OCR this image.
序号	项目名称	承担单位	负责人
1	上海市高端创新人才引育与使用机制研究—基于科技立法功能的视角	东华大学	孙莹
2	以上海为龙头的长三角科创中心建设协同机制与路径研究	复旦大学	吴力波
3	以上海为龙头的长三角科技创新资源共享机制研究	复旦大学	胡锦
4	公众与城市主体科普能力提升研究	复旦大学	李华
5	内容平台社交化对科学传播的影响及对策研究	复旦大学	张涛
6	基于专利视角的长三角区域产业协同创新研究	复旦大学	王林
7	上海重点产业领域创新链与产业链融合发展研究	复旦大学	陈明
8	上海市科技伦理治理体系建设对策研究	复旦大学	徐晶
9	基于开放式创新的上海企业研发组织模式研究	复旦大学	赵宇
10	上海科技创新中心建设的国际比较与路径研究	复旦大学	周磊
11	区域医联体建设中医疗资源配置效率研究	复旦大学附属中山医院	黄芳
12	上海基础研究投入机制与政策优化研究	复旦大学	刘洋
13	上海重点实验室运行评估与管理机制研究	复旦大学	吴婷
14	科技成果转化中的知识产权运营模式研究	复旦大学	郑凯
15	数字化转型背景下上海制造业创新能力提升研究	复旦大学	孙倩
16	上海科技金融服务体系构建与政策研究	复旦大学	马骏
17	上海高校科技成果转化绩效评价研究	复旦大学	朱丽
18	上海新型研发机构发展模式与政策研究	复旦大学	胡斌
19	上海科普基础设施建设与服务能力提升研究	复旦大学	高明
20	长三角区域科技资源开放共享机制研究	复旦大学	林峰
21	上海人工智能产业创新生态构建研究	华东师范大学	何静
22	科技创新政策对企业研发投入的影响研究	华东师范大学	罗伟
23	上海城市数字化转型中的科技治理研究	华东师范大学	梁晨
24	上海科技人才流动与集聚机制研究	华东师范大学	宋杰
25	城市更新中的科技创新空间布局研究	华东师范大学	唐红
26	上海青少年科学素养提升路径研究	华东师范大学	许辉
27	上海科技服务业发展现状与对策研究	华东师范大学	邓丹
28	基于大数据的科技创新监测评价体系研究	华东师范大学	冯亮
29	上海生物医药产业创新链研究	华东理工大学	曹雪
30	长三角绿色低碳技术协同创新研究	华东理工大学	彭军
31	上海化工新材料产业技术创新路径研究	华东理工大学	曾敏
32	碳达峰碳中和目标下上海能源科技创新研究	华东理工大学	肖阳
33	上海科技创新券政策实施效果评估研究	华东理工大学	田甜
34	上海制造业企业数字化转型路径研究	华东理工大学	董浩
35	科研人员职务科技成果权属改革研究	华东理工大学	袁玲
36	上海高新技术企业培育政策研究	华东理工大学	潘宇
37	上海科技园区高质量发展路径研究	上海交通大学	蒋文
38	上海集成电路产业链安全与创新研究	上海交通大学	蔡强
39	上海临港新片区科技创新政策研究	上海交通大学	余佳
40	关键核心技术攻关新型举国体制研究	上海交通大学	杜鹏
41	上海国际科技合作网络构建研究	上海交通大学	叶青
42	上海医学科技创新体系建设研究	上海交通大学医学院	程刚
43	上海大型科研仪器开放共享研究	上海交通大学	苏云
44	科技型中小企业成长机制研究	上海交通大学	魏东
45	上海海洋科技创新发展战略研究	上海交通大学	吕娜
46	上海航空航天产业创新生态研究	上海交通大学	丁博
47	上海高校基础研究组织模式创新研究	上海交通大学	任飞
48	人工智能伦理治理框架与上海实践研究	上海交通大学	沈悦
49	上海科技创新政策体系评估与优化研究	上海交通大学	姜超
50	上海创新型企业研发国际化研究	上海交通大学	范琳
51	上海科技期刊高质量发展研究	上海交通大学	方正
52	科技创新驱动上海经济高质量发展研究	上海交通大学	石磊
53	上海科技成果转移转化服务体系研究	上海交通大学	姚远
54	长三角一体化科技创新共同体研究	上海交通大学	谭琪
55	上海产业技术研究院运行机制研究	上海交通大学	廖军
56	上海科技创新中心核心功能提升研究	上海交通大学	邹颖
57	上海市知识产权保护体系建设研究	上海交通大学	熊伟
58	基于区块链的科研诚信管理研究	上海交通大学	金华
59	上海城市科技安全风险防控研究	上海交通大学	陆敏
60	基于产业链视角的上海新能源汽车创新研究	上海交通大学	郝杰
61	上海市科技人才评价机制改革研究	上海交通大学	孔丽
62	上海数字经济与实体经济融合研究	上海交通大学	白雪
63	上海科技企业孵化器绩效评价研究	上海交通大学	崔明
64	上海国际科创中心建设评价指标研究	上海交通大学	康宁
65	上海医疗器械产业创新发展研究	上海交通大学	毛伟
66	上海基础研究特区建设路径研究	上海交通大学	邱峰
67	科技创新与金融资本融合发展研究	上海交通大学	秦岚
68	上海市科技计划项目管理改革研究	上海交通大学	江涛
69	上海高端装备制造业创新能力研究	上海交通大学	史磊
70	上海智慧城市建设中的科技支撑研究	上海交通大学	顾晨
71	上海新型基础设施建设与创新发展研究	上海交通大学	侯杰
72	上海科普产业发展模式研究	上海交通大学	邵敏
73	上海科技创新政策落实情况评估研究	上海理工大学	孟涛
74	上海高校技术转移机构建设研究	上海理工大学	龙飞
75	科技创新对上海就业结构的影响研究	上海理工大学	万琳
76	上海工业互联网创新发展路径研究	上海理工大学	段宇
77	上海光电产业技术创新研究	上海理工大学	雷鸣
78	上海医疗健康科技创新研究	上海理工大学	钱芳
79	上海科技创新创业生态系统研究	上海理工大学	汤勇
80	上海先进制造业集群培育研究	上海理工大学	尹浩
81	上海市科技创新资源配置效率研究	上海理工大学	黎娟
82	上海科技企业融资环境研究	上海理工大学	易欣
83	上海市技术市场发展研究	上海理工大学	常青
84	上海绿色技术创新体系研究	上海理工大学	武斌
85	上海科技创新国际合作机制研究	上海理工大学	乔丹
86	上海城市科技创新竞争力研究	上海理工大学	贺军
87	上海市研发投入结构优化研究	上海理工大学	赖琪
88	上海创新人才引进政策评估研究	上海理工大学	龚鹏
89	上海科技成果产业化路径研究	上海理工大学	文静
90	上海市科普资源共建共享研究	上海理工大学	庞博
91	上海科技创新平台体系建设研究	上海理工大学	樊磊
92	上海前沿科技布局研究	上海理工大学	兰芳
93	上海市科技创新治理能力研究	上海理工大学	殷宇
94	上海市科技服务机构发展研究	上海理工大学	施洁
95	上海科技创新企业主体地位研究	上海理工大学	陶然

========

**What is asked**: Restate every entry word for word.

**Response to the exercise**:
OCR this image.
序号	项目名称	承担单位	负责人
1	上海市高端创新人才引育与使用机制研究—基于科技立法功能的视角	东华大学	孙莹
2	以上海为龙头的长三角科创中心建设协同机制与路径研究	复旦大学	吴力波
3	以上海为龙头的长三角科技创新资源共享机制研究	复旦大学	胡锦
4	公众与城市主体科普能力提升研究	复旦大学	李华
5	内容平台社交化对科学传播的影响及对策研究	复旦大学	张涛
6	基于专利视角的长三角区域产业协同创新研究	复旦大学	王林
7	上海重点产业领域创新链与产业链融合发展研究	复旦大学	陈明
8	上海市科技伦理治理体系建设对策研究	复旦大学	徐晶
9	基于开放式创新的上海企业研发组织模式研究	复旦大学	赵宇
10	上海科技创新中心建设的国际比较与路径研究	复旦大学	周磊
11	区域医联体建设中医疗资源配置效率研究	复旦大学附属中山医院	黄芳
12	上海基础研究投入机制与政策优化研究	复旦大学	刘洋
13	上海重点实验室运行评估与管理机制研究	复旦大学	吴婷
14	科技成果转化中的知识产权运营模式研究	复旦大学	郑凯
15	数字化转型背景下上海制造业创新能力提升研究	复旦大学	孙倩
16	上海科技金融服务体系构建与政策研究	复旦大学	马骏
17	上海高校科技成果转化绩效评价研究	复旦大学	朱丽
18	上海新型研发机构发展模式与政策研究	复旦大学	胡斌
19	上海科普基础设施建设与服务能力提升研究	复旦大学	高明
20	长三角区域科技资源开放共享机制研究	复旦大学	林峰
21	上海人工智能产业创新生态构建研究	华东师范大学	何静
22	科技创新政策对企业研发投入的影响研究	华东师范大学	罗伟
23	上海城市数字化转型中的科技治理研究	华东师范大学	梁晨
24	上海科技人才流动与集聚机制研究	华东师范大学	宋杰
25	城市更新中的科技创新空间布局研究	华东师范大学	唐红
26	上海青少年科学素养提升路径研究	华东师范大学	许辉
27	上海科技服务业发展现状与对策研究	华东师范大学	邓丹
28	基于大数据的科技创新监测评价体系研究	华东师范大学	冯亮
29	上海生物医药产业创新链研究	华东理工大学	曹雪
30	长三角绿色低碳技术协同创新研究	华东理工大学	彭军
31	上海化工新材料产业技术创新路径研究	华东理工大学	曾敏
32	碳达峰碳中和目标下上海能源科技创新研究	华东理工大学	肖阳
33	上海科技创新券政策实施效果评估研究	华东理工大学	田甜
34	上海制造业企业数字化转型路径研究	华东理工大学	董浩
35	科研人员职务科技成果权属改革研究	华东理工大学	袁玲
36	上海高新技术企业培育政策研究	华东理工大学	潘宇
37	上海科技园区高质量发展路径研究	上海交通大学	蒋文
38	上海集成电路产业链安全与创新研究	上海交通大学	蔡强
39	上海临港新片区科技创新政策研究	上海交通大学	余佳
40	关键核心技术攻关新型举国体制研究	上海交通大学	杜鹏
41	上海国际科技合作网络构建研究	上海交通大学	叶青
42	上海医学科技创新体系建设研究	上海交通大学医学院	程刚
43	上海大型科研仪器开放共享研究	上海交通大学	苏云
44	科技型中小企业成长机制研究	上海交通大学	魏东
45	上海海洋科技创新发展战略研究	上海交通大学	吕娜
46	上海航空航天产业创新生态研究	上海交通大学	丁博
47	上海高校基础研究组织模式创新研究	上海交通大学	任飞
48	人工智能伦理治理框架与上海实践研究	上海交通大学	沈悦
49	上海科技创新政策体系评估与优化研究	上海交通大学	姜超
50	上海创新型企业研发国际化研究	上海交通大学	范琳
51	上海科技期刊高质量发展研究	上海交通大学	方正
52	科技创新驱动上海经济高质量发展研究	上海交通大学	石磊
53	上海科技成果转移转化服务体系研究	上海交通大学	姚远
54	长三角一体化科技创新共同体研究	上海交通大学	谭琪
55	上海产业技术研究院运行机制研究	上海交通大学	廖军
56	上海科技创新中心核心功能提升研究	上海交通大学	邹颖
57	上海市知识产权保护体系建设研究	上海交通大学	熊伟
58	基于区块链的科研诚信管理研究	上海交通大学	金华
59	上海城市科技安全风险防控研究	上海交通大学	陆敏
60	基于产业链视角的上海新能源汽车创新研究	上海交通大学	郝杰
61	上海市科技人才评价机制改革研究	上海交通大学	孔丽
62	上海数字经济与实体经济融合研究	上海交通大学	白雪
63	上海科技企业孵化器绩效评价研究	上海交通大学	崔明
64	上海国际科创中心建设评价指标研究	上海交通大学	康宁
65	上海医疗器械产业创新发展研究	上海交通大学	毛伟
66	上海基础研究特区建设路径研究	上海交通大学	邱峰
67	科技创新与金融资本融合发展研究	上海交通大学	秦岚
68	上海市科技计划项目管理改革研究	上海交通大学	江涛
69	上海高端装备制造业创新能力研究	上海交通大学	史磊
70	上海智慧城市建设中的科技支撑研究	上海交通大学	顾晨
71	上海新型基础设施建设与创新发展研究	上海交通大学	侯杰
72	上海科普产业发展模式研究	上海交通大学	邵敏
73	上海科技创新政策落实情况评估研究	上海理工大学	孟涛
74	上海高校技术转移机构建设研究	上海理工大学	龙飞
75	科技创新对上海就业结构的影响研究	上海理工大学	万琳
76	上海工业互联网创新发展路径研究	上海理工大学	段宇
77	上海光电产业技术创新研究	上海理工大学	雷鸣
78	上海医疗健康科技创新研究	上海理工大学	钱芳
79	上海科技创新创业生态系统研究	上海理工大学	汤勇
80	上海先进制造业集群培育研究	上海理工大学	尹浩
81	上海市科技创新资源配置效率研究	上海理工大学	黎娟
82	上海科技企业融资环境研究	上海理工大学	易欣
83	上海市技术市场发展研究	上海理工大学	常青
84	上海绿色技术创新体系研究	上海理工大学	武斌
85	上海科技创新国际合作机制研究	上海理工大学	乔丹
86	上海城市科技创新竞争力研究	上海理工大学	贺军
87	上海市研发投入结构优化研究	上海理工大学	赖琪
88	上海创新人才引进政策评估研究	上海理工大学	龚鹏
89	上海科技成果产业化路径研究	上海理工大学	文静
90	上海市科普资源共建共享研究	上海理工大学	庞博
91	上海科技创新平台体系建设研究	上海理工大学	樊磊
92	上海前沿科技布局研究	上海理工大学	兰芳
93	上海市科技创新治理能力研究	上海理工大学	殷宇
94	上海市科技服务机构发展研究	上海理工大学	施洁
95	上海科技创新企业主体地位研究	上海理工大学	陶然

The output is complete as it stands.